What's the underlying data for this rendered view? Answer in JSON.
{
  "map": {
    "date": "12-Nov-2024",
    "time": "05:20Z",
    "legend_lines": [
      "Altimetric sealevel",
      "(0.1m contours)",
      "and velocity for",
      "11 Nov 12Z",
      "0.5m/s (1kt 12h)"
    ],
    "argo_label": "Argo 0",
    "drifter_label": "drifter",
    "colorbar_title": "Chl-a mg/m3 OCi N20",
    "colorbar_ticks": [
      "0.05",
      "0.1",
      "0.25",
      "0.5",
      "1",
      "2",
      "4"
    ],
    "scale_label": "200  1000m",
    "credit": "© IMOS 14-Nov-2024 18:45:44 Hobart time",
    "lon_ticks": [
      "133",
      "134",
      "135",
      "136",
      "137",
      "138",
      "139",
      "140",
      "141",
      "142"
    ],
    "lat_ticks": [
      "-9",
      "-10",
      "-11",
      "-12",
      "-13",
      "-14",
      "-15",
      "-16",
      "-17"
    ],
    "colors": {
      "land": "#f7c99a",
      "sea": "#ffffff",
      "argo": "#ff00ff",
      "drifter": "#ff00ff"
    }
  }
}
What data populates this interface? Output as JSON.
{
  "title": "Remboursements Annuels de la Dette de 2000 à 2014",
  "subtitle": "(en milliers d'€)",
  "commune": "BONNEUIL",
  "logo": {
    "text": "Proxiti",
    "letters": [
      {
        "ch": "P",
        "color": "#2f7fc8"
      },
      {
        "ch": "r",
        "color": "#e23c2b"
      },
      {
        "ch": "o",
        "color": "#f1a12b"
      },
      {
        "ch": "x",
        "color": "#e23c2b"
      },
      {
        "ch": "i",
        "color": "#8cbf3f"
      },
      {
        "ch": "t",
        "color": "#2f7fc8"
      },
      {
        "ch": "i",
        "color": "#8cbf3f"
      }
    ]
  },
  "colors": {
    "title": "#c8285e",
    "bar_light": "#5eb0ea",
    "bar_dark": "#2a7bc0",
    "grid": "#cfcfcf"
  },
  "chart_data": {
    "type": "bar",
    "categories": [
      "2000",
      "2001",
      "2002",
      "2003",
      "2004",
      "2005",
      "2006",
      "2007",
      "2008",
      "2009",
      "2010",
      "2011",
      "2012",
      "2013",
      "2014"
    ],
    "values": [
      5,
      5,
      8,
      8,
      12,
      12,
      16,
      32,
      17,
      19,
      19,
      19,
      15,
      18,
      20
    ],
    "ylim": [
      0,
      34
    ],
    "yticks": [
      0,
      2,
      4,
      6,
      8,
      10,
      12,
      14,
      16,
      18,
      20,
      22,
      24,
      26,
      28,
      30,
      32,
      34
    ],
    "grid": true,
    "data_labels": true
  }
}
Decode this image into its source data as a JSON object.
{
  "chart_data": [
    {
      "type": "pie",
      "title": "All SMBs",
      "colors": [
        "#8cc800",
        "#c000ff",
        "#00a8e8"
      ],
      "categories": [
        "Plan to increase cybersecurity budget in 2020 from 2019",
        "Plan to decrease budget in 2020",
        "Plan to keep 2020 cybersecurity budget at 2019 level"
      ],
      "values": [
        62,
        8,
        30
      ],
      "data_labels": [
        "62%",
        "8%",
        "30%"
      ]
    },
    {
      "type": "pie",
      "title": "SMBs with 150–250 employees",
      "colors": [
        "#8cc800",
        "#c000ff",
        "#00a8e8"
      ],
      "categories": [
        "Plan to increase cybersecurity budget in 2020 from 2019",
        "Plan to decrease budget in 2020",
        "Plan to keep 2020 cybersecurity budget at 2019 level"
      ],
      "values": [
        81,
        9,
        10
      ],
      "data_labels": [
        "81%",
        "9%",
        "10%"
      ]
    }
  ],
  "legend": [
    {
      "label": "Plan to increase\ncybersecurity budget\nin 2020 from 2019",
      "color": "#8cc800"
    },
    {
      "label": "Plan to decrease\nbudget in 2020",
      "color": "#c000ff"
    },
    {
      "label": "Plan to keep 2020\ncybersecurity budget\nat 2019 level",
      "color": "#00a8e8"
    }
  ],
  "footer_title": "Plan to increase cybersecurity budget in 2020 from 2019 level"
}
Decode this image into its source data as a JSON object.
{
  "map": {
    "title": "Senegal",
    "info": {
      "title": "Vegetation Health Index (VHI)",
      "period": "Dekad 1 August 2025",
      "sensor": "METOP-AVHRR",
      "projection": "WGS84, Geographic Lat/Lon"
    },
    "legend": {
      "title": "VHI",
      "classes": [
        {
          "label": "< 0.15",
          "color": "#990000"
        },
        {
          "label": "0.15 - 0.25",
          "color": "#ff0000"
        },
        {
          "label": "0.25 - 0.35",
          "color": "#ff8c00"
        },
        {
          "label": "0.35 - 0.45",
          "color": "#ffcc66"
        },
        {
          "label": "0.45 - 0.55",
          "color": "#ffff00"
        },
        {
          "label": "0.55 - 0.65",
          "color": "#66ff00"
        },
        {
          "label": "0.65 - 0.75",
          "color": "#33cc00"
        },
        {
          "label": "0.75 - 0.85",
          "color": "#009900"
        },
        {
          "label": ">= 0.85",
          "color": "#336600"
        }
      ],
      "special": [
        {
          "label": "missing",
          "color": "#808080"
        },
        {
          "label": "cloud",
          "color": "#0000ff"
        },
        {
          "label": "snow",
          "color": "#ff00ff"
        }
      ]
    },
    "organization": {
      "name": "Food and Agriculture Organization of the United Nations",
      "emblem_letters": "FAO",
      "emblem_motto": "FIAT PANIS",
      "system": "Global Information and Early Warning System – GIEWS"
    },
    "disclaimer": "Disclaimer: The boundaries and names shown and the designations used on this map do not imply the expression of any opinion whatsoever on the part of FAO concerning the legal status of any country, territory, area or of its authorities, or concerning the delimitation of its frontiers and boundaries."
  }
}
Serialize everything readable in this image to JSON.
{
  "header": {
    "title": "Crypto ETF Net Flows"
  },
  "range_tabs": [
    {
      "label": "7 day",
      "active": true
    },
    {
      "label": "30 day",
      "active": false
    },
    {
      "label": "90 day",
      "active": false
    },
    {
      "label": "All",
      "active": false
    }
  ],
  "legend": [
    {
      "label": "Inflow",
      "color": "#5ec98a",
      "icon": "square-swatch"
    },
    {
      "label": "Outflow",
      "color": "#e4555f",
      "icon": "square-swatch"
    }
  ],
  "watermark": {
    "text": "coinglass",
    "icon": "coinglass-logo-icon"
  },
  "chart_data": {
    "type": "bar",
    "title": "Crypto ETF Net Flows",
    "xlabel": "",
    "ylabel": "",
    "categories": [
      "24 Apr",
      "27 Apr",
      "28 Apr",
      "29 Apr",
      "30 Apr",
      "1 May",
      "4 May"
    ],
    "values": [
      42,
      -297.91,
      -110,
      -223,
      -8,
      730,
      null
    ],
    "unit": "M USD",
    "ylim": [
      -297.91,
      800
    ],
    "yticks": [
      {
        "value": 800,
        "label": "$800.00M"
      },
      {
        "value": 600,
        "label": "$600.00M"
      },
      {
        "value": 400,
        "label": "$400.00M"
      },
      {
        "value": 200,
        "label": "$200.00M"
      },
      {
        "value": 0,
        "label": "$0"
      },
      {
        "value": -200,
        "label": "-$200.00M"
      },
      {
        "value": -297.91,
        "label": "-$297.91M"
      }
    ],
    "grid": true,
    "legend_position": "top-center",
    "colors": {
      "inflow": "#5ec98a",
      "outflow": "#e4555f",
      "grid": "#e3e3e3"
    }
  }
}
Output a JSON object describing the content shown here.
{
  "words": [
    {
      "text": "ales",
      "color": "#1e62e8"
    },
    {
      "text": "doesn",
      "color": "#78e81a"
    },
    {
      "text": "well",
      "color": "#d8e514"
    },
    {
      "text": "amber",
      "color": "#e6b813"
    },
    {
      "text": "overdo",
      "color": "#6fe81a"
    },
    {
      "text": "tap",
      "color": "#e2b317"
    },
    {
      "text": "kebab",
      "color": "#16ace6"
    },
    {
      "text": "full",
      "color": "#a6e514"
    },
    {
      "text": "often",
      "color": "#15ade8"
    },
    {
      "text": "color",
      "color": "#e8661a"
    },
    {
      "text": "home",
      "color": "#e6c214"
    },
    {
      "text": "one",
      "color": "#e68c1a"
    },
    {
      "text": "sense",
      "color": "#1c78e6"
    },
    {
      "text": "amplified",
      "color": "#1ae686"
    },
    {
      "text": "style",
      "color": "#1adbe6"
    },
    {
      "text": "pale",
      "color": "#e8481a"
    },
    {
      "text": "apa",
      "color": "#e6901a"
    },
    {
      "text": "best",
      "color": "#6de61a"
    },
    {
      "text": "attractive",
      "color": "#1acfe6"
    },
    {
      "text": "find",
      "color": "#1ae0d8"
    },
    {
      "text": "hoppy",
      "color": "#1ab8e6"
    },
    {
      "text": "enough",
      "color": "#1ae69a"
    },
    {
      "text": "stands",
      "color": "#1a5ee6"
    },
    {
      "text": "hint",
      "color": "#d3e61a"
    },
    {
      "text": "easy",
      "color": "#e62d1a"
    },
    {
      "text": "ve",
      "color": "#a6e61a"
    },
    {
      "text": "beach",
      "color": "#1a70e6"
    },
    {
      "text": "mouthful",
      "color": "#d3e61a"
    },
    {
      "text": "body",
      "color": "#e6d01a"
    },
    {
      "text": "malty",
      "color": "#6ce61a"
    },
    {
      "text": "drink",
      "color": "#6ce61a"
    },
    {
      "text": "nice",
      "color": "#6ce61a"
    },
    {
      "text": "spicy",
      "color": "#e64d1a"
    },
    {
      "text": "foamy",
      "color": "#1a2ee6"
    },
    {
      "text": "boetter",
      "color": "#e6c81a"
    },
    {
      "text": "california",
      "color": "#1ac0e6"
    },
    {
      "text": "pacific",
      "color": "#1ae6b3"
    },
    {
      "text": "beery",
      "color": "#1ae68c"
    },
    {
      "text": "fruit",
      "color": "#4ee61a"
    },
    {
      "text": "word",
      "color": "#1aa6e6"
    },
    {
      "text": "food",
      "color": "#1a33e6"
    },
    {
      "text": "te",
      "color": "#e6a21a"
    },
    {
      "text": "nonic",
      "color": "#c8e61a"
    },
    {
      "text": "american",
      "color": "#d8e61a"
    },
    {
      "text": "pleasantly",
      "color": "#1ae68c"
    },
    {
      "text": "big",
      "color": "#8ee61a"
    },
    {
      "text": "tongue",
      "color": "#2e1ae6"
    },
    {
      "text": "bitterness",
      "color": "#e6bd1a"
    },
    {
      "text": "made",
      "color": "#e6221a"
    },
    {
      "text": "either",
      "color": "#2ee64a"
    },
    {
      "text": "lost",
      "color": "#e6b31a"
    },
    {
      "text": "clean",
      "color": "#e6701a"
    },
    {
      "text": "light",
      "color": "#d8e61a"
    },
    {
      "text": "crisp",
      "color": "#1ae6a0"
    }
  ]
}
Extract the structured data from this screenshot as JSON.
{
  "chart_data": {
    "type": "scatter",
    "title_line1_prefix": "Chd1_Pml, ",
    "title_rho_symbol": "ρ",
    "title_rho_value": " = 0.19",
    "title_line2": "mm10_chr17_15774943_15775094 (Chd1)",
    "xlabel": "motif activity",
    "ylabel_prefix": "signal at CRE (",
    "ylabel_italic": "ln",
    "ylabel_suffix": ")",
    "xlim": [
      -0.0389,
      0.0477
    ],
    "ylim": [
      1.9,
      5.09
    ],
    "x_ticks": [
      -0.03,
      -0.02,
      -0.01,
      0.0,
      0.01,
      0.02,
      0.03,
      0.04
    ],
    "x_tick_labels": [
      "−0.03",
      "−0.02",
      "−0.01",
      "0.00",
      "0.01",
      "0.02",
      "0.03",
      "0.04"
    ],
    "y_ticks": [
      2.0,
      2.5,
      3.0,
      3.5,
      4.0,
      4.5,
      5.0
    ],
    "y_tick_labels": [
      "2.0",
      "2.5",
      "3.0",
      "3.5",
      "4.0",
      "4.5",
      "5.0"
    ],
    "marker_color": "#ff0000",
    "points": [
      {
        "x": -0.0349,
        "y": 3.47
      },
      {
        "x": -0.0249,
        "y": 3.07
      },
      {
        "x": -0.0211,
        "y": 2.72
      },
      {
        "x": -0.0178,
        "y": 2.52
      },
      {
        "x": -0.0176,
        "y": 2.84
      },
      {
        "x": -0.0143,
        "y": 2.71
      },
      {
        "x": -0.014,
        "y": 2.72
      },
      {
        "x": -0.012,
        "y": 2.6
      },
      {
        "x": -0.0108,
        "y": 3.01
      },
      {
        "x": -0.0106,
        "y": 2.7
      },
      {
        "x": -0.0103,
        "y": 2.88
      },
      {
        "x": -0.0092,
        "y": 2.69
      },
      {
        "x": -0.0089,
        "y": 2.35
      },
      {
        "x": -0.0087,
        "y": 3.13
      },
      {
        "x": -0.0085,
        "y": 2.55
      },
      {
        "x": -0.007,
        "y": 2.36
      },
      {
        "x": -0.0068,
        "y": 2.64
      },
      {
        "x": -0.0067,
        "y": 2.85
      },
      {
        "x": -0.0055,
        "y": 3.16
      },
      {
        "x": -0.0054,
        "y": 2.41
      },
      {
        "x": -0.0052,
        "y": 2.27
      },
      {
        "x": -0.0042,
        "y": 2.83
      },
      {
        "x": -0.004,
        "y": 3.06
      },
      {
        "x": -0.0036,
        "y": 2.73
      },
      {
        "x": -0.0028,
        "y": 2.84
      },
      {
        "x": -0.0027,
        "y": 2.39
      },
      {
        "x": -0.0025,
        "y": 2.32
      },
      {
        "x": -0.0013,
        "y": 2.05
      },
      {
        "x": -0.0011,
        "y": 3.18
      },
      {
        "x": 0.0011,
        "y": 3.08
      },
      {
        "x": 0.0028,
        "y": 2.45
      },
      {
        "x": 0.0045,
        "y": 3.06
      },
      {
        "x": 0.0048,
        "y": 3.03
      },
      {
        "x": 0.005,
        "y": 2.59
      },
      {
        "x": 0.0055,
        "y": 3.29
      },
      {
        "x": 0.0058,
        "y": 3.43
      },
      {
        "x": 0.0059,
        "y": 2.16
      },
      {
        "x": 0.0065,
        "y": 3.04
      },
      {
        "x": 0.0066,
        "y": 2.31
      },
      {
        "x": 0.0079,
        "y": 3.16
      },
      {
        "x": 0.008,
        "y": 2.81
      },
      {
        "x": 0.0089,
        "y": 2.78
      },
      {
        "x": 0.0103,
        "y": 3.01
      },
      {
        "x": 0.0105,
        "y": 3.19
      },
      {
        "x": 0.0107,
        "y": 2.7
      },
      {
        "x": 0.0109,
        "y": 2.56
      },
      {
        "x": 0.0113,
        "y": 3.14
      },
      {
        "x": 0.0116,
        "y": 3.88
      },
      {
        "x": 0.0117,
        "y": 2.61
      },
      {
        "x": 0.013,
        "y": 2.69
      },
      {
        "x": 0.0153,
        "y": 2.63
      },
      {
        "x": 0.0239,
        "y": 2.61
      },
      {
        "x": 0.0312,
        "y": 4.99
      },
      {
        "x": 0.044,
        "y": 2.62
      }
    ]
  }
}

===

**Goal**.
State how many lines of the listing above include the word "ncybersecurity". Give nothing but the number.

**Exercise output**.
2